--- start ---
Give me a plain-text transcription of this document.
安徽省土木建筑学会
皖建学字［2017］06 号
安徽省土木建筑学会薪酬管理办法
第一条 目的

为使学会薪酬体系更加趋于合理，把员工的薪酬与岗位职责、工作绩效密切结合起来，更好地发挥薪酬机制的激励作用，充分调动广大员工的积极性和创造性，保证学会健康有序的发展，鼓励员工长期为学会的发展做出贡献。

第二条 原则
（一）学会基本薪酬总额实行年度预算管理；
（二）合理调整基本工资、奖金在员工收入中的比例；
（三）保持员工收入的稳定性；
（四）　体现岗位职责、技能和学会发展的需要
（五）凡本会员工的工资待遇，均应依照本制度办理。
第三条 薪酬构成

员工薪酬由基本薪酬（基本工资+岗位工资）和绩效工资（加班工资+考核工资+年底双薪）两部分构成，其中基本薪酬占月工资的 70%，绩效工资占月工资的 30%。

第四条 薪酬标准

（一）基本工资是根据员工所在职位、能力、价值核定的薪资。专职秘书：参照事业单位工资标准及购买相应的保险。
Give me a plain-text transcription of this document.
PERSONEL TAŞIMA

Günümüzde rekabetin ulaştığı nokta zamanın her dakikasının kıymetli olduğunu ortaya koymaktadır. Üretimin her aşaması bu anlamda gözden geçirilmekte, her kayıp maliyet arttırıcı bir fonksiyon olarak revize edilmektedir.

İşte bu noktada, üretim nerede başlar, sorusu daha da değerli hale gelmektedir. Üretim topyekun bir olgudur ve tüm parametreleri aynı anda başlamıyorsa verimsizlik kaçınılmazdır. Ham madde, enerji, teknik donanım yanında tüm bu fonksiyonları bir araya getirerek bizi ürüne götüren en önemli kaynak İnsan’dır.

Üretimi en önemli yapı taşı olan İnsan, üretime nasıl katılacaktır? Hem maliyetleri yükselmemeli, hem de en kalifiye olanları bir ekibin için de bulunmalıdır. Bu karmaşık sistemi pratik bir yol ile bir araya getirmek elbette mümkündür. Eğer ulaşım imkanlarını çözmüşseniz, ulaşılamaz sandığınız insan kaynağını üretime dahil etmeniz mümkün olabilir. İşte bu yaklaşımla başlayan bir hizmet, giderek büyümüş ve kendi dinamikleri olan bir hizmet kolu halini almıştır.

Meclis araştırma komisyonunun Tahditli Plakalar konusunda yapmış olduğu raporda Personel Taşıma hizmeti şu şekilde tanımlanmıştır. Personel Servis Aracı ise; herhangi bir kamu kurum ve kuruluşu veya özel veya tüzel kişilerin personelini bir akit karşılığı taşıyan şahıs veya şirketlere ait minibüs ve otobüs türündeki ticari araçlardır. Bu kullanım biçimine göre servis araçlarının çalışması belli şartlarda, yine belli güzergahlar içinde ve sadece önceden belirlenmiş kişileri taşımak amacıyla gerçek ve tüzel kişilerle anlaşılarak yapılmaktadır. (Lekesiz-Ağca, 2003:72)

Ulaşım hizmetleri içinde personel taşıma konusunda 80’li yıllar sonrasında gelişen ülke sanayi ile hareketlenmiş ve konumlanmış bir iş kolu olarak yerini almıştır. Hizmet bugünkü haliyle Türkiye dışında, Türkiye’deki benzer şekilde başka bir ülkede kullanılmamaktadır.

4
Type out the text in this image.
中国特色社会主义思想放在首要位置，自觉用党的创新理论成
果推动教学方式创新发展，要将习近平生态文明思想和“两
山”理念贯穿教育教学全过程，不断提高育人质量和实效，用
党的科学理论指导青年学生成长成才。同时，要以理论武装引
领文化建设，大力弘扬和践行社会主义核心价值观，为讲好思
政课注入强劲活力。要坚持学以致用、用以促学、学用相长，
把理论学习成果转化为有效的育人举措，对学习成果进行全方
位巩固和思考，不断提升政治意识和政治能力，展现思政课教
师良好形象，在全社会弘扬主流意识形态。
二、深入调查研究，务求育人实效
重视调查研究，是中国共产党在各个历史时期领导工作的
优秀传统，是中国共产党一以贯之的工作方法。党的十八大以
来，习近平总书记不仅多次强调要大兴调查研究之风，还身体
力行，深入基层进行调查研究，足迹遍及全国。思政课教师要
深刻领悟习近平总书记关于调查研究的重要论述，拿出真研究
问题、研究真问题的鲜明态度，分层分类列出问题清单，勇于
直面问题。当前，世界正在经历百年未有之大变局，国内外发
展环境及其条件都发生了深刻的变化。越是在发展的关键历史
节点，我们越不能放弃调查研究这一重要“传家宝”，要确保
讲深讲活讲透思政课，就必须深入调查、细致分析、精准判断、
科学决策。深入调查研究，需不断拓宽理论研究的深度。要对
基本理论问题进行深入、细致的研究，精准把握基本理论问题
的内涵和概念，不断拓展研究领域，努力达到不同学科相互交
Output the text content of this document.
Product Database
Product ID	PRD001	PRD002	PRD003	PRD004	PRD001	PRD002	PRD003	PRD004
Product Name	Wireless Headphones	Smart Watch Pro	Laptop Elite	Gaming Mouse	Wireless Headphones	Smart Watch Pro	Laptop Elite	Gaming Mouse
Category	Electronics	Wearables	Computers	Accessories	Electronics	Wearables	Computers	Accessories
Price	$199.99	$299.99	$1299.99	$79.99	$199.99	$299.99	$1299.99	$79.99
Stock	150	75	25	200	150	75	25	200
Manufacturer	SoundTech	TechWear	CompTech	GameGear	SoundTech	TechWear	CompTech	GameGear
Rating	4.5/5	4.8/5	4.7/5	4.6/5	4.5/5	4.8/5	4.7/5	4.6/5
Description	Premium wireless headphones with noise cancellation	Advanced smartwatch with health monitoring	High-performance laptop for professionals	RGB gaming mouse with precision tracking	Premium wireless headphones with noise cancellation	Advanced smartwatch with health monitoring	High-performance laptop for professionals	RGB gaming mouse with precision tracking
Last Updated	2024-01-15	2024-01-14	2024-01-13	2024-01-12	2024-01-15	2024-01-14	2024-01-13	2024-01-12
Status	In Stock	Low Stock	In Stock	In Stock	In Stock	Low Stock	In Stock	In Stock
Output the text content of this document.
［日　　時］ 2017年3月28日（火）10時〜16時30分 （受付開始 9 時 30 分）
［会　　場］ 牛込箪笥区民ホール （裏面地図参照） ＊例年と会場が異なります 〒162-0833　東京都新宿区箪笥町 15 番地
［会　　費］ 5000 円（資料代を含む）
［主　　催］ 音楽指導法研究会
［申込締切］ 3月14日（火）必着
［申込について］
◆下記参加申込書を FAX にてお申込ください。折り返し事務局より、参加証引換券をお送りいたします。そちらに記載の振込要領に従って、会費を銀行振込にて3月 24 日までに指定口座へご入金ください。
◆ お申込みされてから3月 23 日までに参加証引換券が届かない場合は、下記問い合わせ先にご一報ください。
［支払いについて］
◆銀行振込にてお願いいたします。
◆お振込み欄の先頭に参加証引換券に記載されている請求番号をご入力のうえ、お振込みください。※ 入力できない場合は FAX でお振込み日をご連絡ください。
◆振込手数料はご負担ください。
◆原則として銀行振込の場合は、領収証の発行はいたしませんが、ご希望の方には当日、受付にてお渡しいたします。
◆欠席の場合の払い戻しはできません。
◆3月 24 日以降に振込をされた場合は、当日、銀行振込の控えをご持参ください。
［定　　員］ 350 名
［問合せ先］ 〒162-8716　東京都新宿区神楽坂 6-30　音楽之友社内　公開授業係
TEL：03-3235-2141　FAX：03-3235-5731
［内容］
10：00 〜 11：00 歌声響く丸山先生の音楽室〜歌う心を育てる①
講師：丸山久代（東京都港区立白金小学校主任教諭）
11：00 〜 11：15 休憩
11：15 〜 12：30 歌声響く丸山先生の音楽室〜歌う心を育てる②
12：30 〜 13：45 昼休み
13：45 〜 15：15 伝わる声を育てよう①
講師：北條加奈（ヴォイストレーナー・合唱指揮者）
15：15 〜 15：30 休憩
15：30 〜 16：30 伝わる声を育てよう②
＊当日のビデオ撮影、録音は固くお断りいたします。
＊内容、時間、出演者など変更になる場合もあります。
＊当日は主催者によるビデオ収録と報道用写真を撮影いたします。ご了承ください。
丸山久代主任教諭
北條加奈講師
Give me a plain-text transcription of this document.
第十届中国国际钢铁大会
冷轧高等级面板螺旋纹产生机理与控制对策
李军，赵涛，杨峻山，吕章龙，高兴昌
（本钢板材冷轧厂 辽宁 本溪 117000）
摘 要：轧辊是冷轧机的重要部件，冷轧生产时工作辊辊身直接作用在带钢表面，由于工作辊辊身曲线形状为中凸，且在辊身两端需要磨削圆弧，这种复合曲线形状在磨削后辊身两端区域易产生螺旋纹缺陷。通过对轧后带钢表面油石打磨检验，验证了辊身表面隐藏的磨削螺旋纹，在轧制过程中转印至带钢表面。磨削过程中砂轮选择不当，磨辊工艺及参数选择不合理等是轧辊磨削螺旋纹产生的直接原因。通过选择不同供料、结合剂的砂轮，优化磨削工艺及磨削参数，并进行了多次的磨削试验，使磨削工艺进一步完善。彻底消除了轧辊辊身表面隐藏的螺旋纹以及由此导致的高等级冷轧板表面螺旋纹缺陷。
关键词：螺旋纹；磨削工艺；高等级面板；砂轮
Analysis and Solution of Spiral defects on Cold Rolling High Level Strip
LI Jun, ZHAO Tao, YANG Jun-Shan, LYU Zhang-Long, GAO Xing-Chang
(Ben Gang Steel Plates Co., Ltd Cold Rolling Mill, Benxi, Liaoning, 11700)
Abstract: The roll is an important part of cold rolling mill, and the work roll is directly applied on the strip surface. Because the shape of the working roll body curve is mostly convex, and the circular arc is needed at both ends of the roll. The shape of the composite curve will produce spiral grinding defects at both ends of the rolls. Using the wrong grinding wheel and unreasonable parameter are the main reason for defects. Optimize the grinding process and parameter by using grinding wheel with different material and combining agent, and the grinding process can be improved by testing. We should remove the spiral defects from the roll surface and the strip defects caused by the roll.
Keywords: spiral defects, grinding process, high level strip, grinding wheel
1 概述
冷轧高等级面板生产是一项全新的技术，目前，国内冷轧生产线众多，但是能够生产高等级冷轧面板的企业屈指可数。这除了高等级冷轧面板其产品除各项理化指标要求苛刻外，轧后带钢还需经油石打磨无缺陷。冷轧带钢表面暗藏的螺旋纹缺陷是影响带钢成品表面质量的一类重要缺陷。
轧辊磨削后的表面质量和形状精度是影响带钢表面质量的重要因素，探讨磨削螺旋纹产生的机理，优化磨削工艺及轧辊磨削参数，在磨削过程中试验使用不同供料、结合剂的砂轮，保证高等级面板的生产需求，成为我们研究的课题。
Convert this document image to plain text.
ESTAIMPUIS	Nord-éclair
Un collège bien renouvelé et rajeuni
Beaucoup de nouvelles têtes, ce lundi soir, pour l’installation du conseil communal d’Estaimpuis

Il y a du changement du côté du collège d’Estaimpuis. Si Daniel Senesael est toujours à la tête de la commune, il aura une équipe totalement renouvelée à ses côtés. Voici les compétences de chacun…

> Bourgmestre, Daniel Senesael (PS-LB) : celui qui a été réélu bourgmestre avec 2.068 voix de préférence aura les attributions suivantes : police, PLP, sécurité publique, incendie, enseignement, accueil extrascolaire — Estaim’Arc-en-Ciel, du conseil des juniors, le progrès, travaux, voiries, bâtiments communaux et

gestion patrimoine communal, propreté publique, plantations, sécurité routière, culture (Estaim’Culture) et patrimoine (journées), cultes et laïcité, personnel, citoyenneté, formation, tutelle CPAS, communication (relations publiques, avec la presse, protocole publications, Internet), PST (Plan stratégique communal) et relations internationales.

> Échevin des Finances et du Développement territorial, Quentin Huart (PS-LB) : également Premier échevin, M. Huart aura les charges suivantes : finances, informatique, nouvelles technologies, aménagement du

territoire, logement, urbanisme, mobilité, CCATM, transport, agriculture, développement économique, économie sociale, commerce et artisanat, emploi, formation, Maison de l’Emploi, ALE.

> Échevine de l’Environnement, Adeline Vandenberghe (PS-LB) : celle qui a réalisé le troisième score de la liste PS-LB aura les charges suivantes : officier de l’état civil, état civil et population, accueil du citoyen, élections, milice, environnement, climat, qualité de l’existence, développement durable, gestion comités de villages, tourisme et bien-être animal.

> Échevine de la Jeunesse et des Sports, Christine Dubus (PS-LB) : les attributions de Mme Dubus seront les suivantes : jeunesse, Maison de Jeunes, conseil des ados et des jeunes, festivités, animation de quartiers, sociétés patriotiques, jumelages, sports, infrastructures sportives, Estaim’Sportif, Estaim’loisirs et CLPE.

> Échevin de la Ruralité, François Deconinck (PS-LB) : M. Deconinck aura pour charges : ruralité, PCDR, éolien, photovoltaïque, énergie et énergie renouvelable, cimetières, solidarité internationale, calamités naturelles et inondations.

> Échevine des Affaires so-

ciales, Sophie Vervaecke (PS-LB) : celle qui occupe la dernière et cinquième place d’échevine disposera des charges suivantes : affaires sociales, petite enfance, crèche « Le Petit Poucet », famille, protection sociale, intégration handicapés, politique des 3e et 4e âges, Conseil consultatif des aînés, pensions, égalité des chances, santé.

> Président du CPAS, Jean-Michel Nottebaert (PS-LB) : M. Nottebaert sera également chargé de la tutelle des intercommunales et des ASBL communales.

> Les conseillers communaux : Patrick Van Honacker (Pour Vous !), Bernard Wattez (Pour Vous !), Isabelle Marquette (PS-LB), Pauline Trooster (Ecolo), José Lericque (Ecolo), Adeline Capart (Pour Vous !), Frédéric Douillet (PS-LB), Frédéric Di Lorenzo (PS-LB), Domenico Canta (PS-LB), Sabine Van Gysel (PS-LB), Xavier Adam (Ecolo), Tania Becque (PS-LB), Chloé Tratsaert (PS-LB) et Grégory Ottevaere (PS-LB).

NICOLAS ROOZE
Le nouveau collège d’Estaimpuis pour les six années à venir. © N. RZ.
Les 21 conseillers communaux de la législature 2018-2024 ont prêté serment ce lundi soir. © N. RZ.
--- end ---
Tally the lines above that contain the word "结合剂的砂轮", and reply with only the number.

- _Output for this task_: 2